# [Exercise]
Go through the listing and copy each line with the string "Removing".

* Begin Supplied material *

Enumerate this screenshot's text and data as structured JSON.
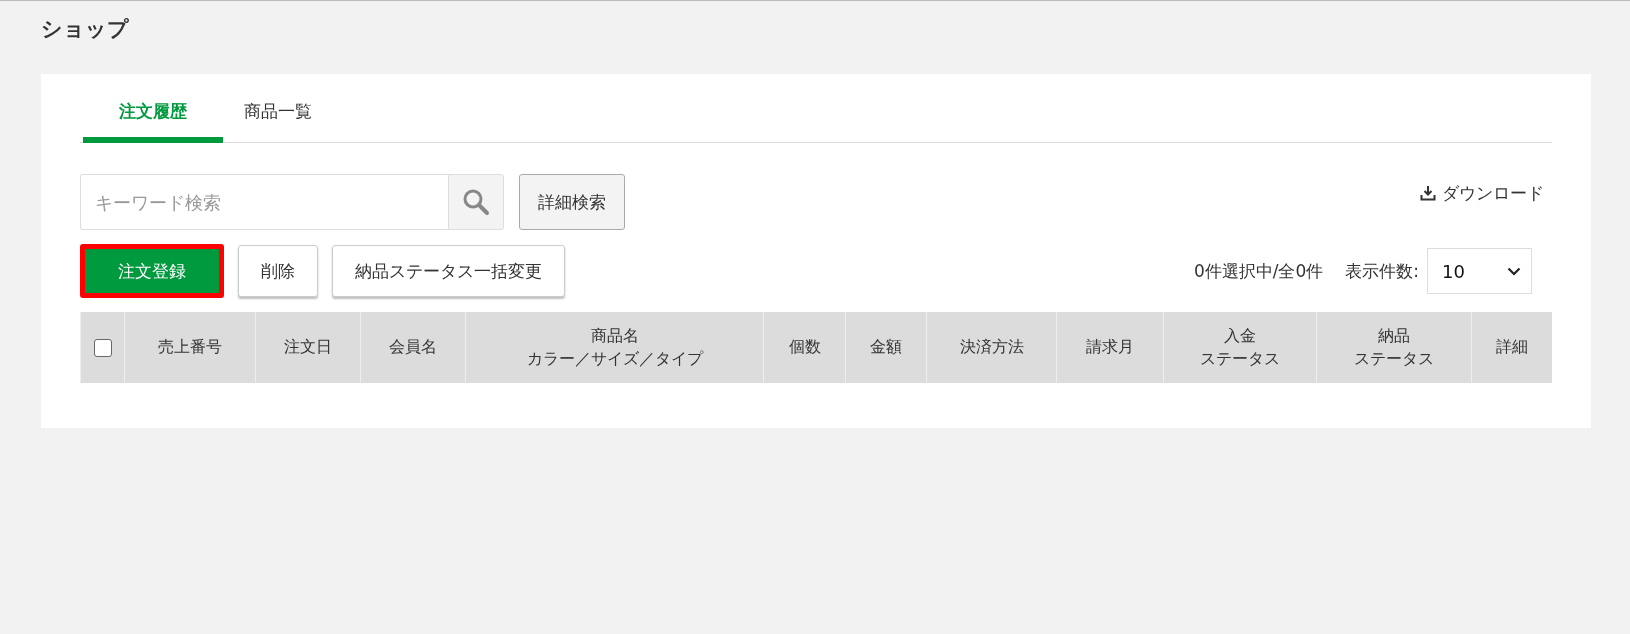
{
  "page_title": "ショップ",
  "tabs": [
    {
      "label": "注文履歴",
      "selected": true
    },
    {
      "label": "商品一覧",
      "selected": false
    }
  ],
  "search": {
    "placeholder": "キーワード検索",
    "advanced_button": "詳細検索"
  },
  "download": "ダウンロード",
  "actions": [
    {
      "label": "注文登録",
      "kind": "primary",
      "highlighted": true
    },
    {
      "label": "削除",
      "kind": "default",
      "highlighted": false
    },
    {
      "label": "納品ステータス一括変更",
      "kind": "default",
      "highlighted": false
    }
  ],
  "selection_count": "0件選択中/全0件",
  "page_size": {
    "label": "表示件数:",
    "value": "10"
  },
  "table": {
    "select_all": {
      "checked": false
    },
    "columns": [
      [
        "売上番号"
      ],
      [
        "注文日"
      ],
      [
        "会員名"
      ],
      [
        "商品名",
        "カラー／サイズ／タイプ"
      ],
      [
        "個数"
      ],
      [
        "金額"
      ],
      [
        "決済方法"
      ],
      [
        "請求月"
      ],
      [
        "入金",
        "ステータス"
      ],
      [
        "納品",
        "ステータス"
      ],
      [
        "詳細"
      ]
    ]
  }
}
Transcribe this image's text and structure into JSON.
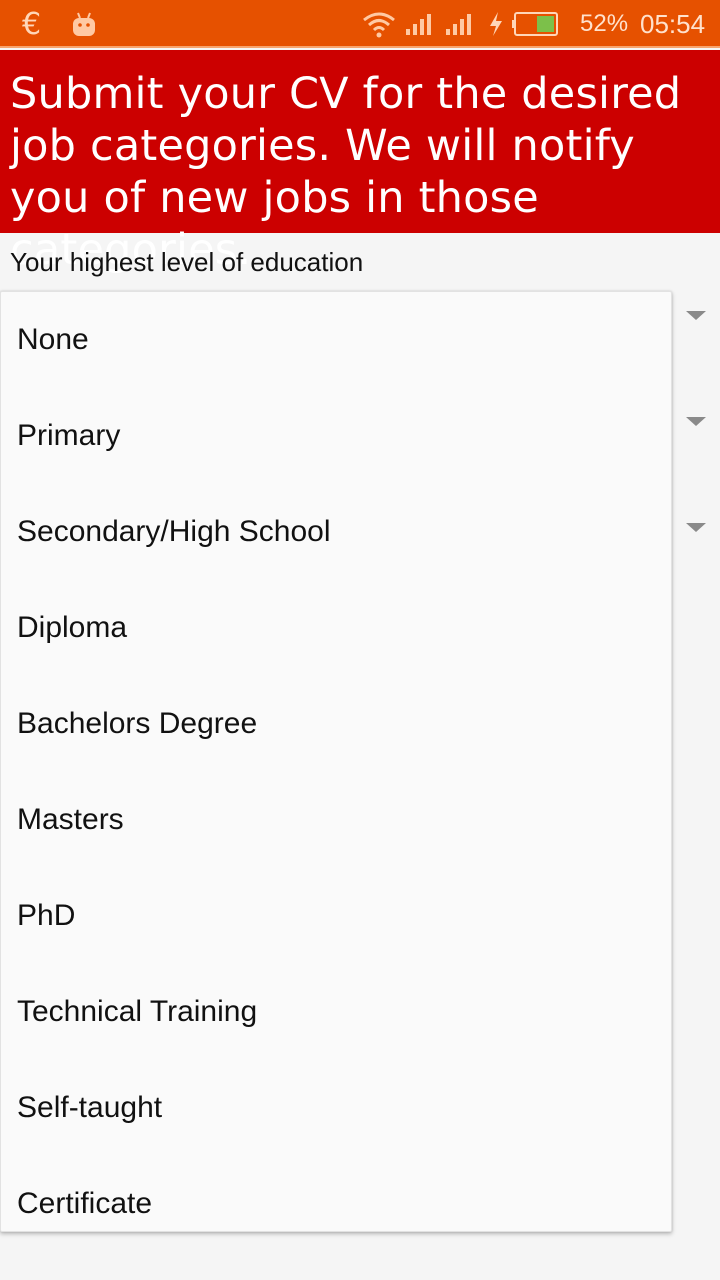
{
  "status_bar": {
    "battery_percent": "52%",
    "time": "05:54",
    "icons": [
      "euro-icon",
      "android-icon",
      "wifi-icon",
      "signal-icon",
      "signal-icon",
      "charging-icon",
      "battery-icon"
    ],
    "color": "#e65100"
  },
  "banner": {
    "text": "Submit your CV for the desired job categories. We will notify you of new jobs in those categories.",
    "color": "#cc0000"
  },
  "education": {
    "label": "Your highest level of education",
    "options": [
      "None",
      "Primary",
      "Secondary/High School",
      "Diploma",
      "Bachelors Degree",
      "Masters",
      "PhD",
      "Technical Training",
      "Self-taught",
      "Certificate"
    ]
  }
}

* End Supplied material *
* Begin Supplied material *

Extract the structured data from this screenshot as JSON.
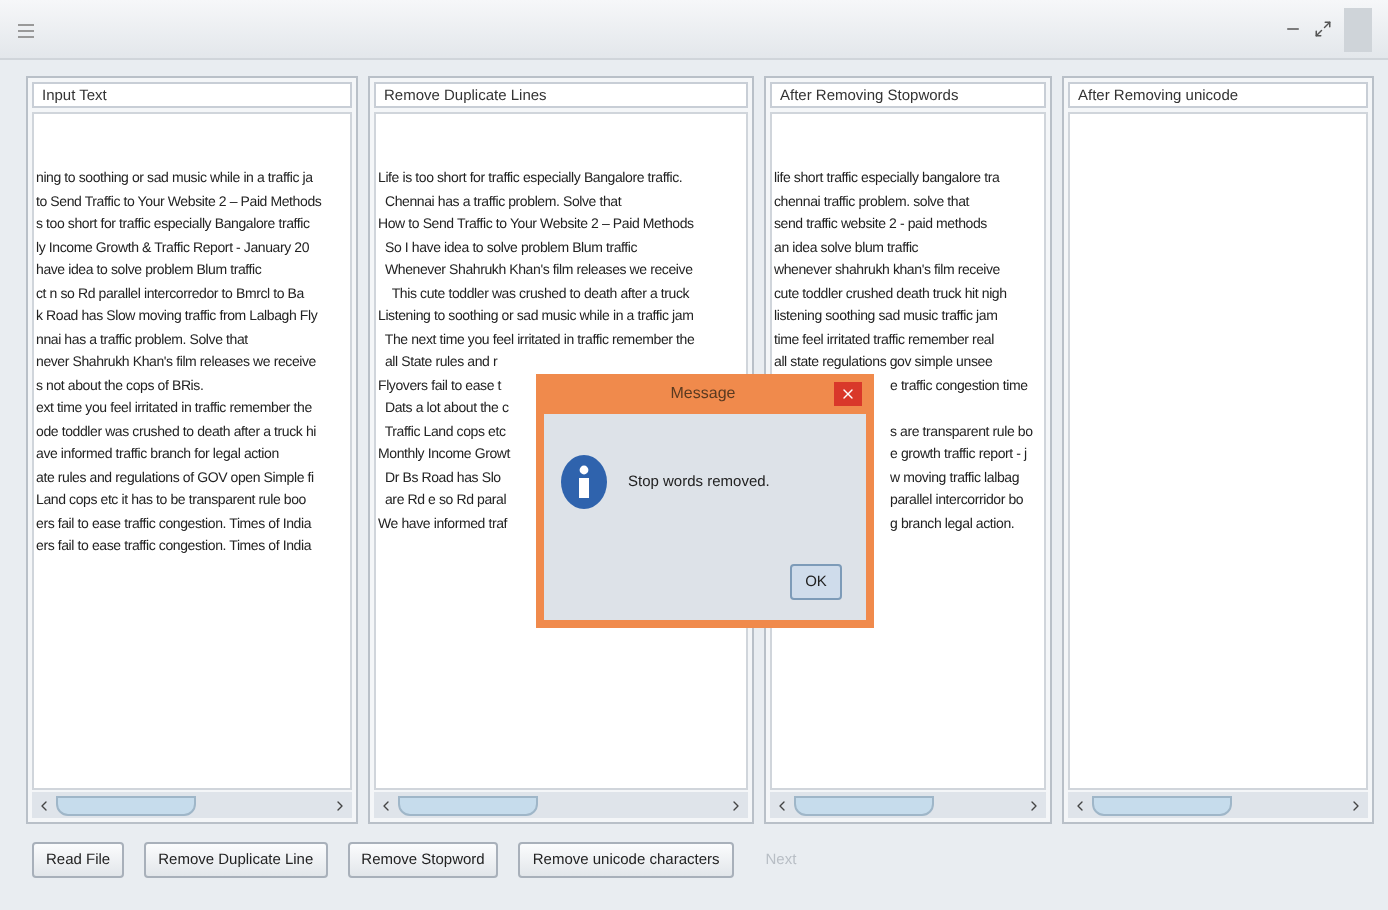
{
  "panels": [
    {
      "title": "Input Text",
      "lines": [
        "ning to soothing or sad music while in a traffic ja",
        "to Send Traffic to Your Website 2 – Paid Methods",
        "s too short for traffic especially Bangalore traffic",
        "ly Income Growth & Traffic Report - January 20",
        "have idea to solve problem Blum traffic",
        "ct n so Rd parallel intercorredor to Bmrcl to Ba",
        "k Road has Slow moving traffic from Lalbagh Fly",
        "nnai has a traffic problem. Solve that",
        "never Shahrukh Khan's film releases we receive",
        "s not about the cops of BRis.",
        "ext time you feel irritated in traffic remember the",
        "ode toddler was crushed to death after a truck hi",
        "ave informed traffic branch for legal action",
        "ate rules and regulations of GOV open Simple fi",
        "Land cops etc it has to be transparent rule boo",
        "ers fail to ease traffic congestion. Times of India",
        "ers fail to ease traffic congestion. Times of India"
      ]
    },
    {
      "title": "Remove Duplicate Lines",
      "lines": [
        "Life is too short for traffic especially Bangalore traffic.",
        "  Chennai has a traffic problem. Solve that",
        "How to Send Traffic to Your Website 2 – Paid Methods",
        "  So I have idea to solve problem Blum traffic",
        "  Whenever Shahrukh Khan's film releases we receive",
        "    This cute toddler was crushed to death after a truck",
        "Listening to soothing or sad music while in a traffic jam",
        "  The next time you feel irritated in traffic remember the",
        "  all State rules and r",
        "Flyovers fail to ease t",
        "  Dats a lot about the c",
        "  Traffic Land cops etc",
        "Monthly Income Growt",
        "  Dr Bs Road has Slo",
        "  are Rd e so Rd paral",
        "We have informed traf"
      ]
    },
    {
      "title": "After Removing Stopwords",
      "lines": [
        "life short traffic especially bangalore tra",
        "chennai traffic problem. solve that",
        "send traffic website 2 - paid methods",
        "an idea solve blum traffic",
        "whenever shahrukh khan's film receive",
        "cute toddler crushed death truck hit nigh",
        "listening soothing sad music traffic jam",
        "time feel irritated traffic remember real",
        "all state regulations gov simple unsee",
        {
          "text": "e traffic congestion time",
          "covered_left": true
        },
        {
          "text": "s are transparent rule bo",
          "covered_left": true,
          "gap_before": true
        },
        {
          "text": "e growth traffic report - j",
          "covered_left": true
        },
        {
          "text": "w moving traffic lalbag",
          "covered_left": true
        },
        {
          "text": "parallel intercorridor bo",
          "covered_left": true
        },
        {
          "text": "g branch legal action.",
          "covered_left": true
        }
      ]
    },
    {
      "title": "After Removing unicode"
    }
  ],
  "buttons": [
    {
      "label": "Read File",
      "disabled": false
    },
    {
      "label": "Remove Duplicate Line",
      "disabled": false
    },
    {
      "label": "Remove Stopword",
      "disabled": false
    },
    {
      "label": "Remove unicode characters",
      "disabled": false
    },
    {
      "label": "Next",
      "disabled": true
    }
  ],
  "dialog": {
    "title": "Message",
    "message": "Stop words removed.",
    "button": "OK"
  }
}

* End Supplied material *
* Begin Supplied material *

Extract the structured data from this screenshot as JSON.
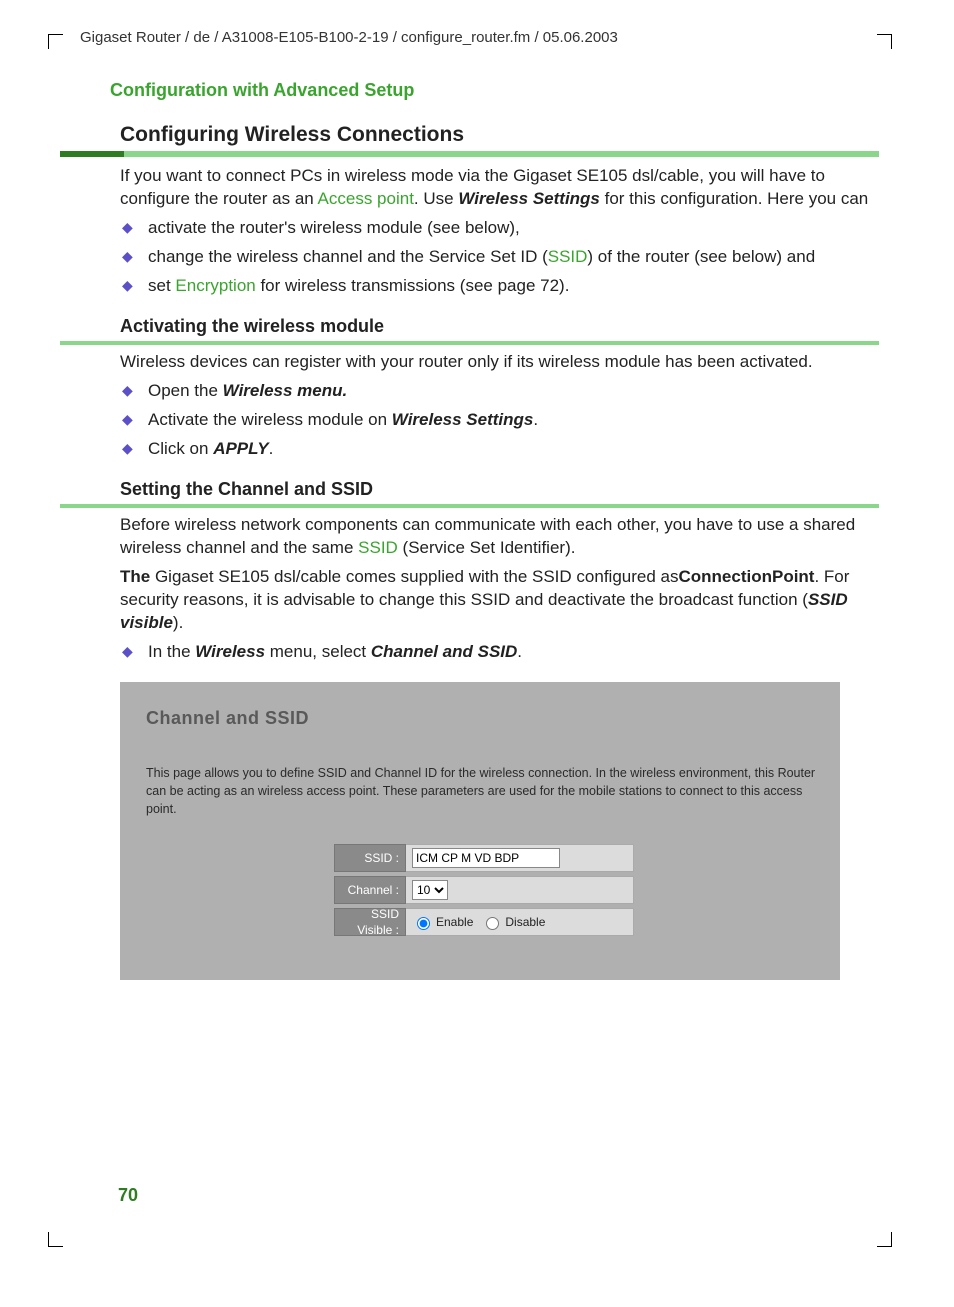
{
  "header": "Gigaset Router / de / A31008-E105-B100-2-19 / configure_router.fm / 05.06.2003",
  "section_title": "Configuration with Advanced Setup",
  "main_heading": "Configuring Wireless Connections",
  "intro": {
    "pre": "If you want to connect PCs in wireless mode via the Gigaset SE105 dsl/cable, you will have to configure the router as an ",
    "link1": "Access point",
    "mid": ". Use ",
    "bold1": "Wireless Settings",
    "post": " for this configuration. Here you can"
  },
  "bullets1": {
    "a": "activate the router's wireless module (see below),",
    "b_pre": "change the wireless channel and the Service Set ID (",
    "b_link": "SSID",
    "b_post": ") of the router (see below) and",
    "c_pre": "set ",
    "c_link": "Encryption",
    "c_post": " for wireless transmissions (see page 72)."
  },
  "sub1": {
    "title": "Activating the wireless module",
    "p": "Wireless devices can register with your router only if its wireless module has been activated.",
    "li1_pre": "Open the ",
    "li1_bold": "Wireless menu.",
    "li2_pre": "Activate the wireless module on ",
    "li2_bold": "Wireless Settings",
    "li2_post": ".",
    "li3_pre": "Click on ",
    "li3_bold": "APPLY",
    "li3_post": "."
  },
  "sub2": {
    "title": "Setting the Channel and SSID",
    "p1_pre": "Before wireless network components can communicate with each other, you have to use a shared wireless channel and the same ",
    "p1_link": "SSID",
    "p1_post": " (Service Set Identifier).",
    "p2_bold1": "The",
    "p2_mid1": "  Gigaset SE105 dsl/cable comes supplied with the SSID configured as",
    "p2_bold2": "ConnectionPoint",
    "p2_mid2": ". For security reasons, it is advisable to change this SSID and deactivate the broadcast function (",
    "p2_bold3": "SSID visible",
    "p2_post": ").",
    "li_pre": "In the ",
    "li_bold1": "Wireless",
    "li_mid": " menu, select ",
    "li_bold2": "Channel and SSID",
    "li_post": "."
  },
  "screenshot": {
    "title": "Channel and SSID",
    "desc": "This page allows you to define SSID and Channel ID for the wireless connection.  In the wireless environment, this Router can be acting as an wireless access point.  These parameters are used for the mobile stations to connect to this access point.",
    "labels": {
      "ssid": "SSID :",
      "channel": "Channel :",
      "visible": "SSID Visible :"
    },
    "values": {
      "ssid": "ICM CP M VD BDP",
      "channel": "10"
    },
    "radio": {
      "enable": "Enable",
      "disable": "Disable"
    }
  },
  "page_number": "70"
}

* End Supplied material *

# [Solution for this exercise]
      "title": "After Removing Stopwords",
      "title": "After Removing unicode"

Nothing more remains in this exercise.